# DATA TO PROCESS
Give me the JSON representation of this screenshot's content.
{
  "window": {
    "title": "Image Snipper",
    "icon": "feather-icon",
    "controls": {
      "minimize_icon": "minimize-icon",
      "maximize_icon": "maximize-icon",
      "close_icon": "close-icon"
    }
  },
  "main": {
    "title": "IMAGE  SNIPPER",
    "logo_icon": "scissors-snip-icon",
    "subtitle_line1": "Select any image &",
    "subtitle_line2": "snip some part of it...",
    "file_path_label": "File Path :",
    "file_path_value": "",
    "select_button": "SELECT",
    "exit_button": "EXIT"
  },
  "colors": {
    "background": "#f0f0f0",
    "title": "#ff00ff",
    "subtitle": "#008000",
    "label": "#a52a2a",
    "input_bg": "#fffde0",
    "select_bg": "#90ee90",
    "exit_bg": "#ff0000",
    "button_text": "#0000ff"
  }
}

# WHAT TO DO
Would you give the material above again, complete and exact?

# EXERCISE OUTPUT
Give me the JSON representation of this screenshot's content.
{
  "window": {
    "title": "Image Snipper",
    "icon": "feather-icon",
    "controls": {
      "minimize_icon": "minimize-icon",
      "maximize_icon": "maximize-icon",
      "close_icon": "close-icon"
    }
  },
  "main": {
    "title": "IMAGE  SNIPPER",
    "logo_icon": "scissors-snip-icon",
    "subtitle_line1": "Select any image &",
    "subtitle_line2": "snip some part of it...",
    "file_path_label": "File Path :",
    "file_path_value": "",
    "select_button": "SELECT",
    "exit_button": "EXIT"
  },
  "colors": {
    "background": "#f0f0f0",
    "title": "#ff00ff",
    "subtitle": "#008000",
    "label": "#a52a2a",
    "input_bg": "#fffde0",
    "select_bg": "#90ee90",
    "exit_bg": "#ff0000",
    "button_text": "#0000ff"
  }
}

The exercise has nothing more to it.